● **EXERCISE DESCRIPTION**
Find the lines holding the string "question" in the data, then copy all of them.

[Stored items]
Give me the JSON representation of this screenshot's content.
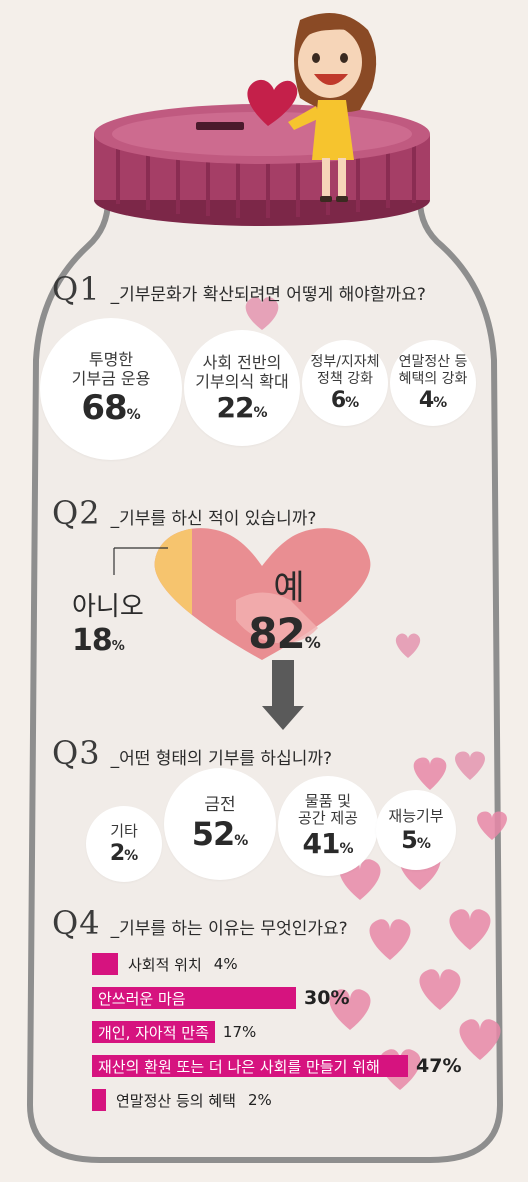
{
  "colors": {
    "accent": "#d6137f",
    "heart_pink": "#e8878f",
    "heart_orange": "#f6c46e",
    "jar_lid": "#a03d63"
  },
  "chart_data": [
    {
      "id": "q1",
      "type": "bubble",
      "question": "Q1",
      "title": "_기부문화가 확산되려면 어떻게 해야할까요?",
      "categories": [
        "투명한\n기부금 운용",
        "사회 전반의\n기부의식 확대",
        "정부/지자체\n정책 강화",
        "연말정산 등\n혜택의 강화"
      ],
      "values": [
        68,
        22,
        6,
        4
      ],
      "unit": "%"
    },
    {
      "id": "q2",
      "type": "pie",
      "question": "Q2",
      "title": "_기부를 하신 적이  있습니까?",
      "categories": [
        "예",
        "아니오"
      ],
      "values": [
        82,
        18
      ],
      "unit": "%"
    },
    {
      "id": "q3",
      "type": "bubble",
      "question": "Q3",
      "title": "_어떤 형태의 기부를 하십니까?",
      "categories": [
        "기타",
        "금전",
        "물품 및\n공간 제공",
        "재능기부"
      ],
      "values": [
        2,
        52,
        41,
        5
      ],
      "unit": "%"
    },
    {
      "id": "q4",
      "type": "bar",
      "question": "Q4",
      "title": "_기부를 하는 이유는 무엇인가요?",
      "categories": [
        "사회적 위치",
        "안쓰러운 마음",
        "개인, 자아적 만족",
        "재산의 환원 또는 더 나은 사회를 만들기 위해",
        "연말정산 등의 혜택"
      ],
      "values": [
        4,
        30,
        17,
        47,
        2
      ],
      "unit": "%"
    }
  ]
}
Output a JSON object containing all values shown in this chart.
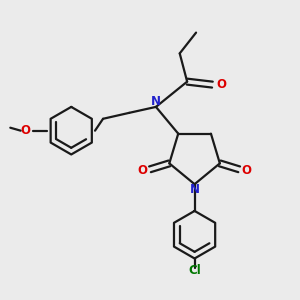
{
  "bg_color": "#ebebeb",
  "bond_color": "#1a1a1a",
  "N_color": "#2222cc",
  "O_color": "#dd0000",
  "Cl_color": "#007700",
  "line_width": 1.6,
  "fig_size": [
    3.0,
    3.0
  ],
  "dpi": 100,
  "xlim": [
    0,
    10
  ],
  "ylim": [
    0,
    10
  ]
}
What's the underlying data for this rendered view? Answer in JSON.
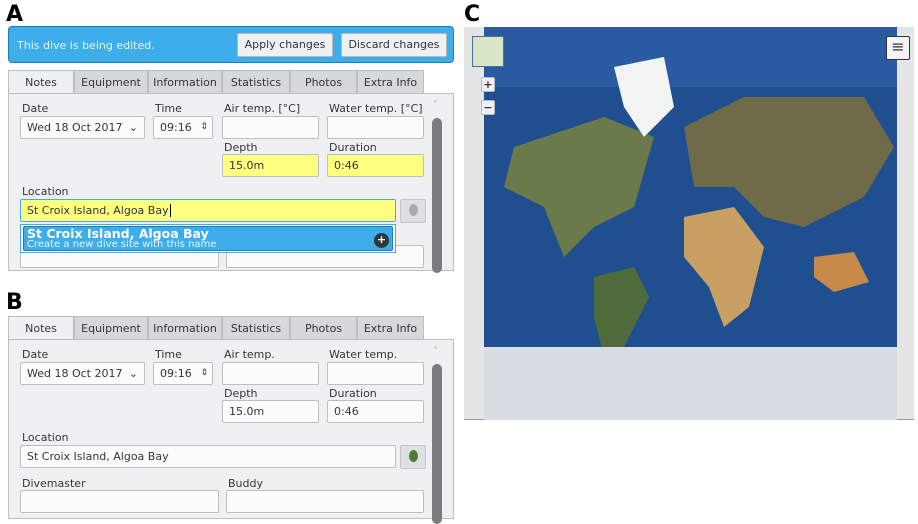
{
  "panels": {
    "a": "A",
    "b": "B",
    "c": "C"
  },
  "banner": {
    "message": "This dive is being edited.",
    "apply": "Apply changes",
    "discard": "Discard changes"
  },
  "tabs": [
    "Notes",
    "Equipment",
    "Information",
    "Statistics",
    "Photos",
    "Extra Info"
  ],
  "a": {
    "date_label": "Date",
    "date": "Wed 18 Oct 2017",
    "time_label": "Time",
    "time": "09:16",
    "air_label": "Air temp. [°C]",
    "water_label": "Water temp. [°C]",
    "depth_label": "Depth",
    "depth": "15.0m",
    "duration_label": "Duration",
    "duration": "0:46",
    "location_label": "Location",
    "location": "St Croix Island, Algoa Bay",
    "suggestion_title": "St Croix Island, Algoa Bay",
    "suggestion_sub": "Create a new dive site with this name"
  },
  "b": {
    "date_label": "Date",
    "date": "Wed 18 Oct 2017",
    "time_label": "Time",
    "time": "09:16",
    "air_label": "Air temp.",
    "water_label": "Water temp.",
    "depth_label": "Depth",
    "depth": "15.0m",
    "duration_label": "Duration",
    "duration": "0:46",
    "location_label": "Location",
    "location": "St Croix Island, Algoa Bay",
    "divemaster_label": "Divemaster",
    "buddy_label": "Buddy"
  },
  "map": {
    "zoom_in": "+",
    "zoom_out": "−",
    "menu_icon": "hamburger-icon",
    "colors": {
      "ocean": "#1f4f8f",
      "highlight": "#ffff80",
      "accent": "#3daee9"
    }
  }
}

...

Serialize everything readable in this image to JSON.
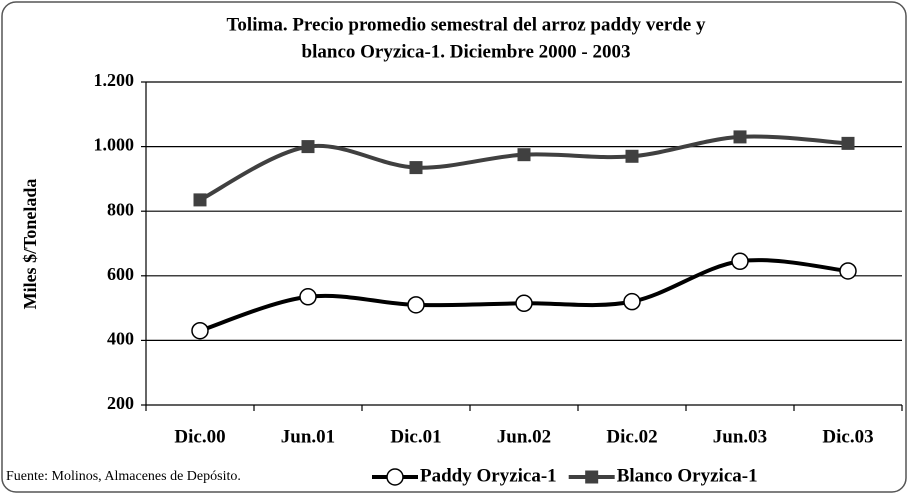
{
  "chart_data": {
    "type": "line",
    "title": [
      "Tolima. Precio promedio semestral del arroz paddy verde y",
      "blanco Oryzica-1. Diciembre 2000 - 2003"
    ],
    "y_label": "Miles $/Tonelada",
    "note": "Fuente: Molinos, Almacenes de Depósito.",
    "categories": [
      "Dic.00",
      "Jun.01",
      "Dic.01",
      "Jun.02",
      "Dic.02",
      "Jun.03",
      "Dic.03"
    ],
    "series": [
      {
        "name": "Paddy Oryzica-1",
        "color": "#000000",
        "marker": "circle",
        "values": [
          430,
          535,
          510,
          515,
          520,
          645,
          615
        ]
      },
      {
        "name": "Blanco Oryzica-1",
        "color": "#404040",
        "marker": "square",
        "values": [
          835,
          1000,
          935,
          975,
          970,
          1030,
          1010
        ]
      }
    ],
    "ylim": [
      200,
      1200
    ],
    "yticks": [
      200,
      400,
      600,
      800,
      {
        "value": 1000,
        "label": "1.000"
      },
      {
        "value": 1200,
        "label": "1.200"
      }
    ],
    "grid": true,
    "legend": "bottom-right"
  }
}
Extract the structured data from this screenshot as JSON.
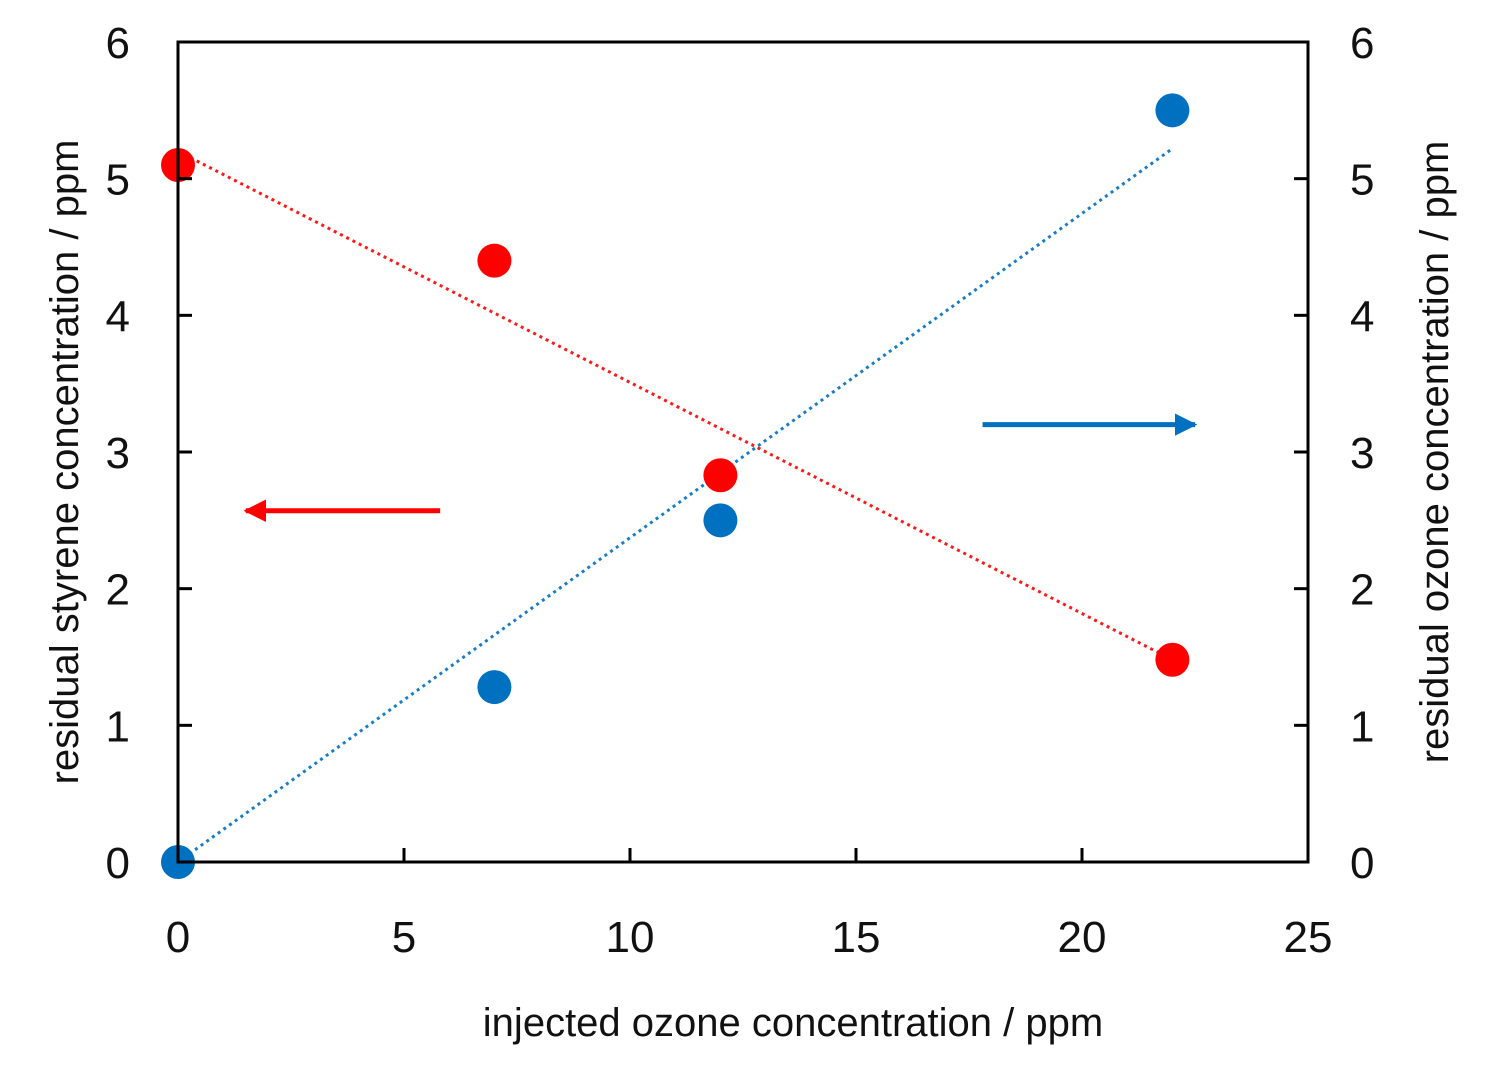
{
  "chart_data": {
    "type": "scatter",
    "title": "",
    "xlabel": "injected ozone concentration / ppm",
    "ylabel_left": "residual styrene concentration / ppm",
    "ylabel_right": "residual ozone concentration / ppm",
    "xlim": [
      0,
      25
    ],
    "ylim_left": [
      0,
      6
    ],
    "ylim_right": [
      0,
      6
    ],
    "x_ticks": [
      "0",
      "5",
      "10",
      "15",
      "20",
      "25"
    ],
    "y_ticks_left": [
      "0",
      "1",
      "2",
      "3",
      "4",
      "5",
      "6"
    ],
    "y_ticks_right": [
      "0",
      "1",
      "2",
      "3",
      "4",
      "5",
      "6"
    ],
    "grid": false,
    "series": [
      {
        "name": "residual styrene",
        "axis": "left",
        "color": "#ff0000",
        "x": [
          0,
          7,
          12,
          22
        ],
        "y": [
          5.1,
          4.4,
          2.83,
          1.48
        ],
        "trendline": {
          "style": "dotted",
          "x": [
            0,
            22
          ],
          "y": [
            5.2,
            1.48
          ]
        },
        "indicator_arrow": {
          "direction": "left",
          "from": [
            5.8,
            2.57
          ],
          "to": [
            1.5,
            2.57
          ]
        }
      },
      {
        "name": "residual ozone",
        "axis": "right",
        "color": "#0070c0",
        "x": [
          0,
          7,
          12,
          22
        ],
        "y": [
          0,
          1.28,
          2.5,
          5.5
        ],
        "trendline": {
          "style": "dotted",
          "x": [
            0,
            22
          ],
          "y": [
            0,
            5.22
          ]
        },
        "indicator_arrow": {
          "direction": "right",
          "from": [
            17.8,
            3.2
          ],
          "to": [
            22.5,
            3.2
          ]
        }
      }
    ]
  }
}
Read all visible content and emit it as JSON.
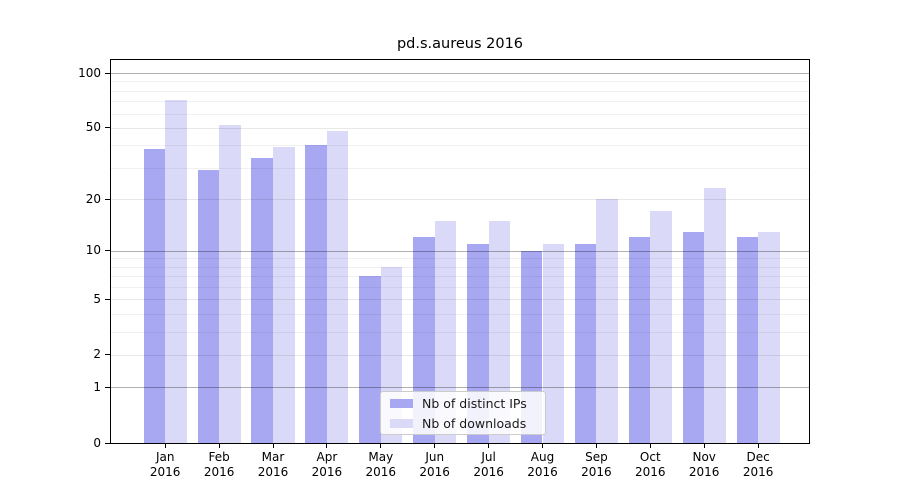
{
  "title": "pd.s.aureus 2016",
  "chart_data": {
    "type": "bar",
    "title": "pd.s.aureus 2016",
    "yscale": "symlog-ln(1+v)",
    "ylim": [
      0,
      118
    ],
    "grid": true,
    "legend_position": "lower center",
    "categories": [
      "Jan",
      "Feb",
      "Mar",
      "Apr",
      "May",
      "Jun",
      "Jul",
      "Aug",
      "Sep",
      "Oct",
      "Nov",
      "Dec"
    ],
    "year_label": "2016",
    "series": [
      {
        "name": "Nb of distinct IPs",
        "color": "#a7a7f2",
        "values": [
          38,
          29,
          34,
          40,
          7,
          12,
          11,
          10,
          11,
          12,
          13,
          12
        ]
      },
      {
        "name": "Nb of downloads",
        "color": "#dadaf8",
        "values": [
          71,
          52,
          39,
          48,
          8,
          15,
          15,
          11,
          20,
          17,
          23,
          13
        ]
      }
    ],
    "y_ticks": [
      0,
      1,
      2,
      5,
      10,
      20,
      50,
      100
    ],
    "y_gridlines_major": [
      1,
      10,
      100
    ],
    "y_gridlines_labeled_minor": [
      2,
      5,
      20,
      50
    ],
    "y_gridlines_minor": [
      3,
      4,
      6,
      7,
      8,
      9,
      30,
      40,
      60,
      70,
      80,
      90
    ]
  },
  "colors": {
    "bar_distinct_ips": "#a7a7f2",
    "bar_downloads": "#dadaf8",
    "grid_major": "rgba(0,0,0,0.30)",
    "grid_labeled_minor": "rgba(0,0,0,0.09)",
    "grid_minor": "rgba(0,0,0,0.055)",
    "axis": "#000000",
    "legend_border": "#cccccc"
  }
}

...

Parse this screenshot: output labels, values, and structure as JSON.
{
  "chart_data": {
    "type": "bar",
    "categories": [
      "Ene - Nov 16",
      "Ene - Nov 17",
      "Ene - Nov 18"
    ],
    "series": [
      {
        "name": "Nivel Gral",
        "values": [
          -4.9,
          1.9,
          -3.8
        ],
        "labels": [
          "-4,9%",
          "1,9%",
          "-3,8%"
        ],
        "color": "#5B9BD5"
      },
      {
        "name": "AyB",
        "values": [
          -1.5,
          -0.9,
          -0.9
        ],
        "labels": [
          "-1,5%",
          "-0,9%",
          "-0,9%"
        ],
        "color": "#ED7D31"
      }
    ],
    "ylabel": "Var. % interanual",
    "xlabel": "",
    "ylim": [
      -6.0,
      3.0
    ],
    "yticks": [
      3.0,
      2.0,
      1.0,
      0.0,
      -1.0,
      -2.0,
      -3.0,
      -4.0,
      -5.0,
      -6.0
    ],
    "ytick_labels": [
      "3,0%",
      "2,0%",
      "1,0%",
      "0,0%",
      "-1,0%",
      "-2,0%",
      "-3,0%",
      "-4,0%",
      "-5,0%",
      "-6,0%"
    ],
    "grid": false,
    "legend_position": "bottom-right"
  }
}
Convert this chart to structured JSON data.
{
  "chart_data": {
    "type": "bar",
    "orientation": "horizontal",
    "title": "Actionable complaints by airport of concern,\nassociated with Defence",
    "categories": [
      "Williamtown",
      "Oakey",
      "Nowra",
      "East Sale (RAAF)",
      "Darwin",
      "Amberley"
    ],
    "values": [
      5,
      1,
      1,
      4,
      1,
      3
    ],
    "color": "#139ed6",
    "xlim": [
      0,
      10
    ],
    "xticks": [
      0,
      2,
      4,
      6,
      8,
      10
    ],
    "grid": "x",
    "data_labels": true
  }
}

● **ANSWER**
      "question": "Q1",
      "question": "Q2",
      "question": "Q3",
      "question": "Q4",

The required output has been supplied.